• [Challenge] Return only the count of lines in which the word "resultat" appears.

• [Record excerpts]

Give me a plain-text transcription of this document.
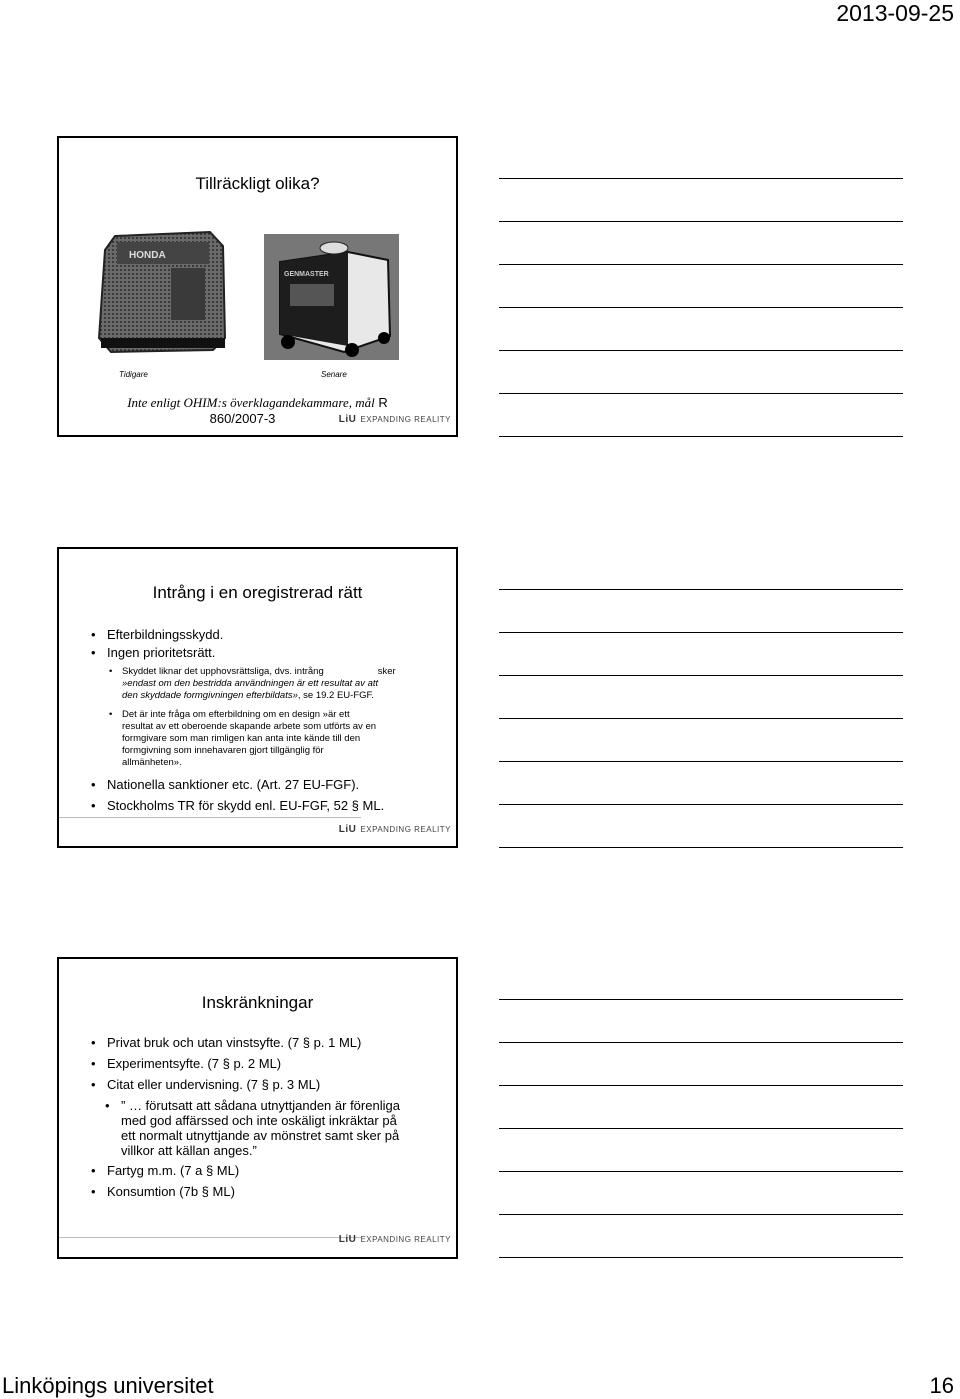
2013-09-25
Tillräckligt olika?
HONDA
GENMASTER
Tidigare	Senare
Inte enligt OHIM:s överklagandekammare, mål R
860/2007-3	LiU EXPANDING REALITY
Intrång i en oregistrerad rätt
• Efterbildningsskydd.
• Ingen prioritetsrätt.
• Skyddet liknar det upphovsrättsliga, dvs. intrång	sker
»endast om den bestridda användningen är ett resultat av att
den skyddade formgivningen efterbildats», se 19.2 EU-FGF.
• Det är inte fråga om efterbildning om en design »är ett
resultat av ett oberoende skapande arbete som utförts av en
formgivare som man rimligen kan anta inte kände till den
formgivning som innehavaren gjort tillgänglig för
allmänheten».
• Nationella sanktioner etc. (Art. 27 EU-FGF).
• Stockholms TR för skydd enl. EU-FGF, 52 § ML.
LiU EXPANDING REALITY
Inskränkningar
• Privat bruk och utan vinstsyfte. (7 § p. 1 ML)
• Experimentsyfte. (7 § p. 2 ML)
• Citat eller undervisning. (7 § p. 3 ML)
• ” … förutsatt att sådana utnyttjanden är förenliga
med god affärssed och inte oskäligt inkräktar på
ett normalt utnyttjande av mönstret samt sker på
villkor att källan anges.”
• Fartyg m.m. (7 a § ML)
• Konsumtion (7b § ML)
LiU EXPANDING REALITY
Linköpings universitet	16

• [Final answer] 2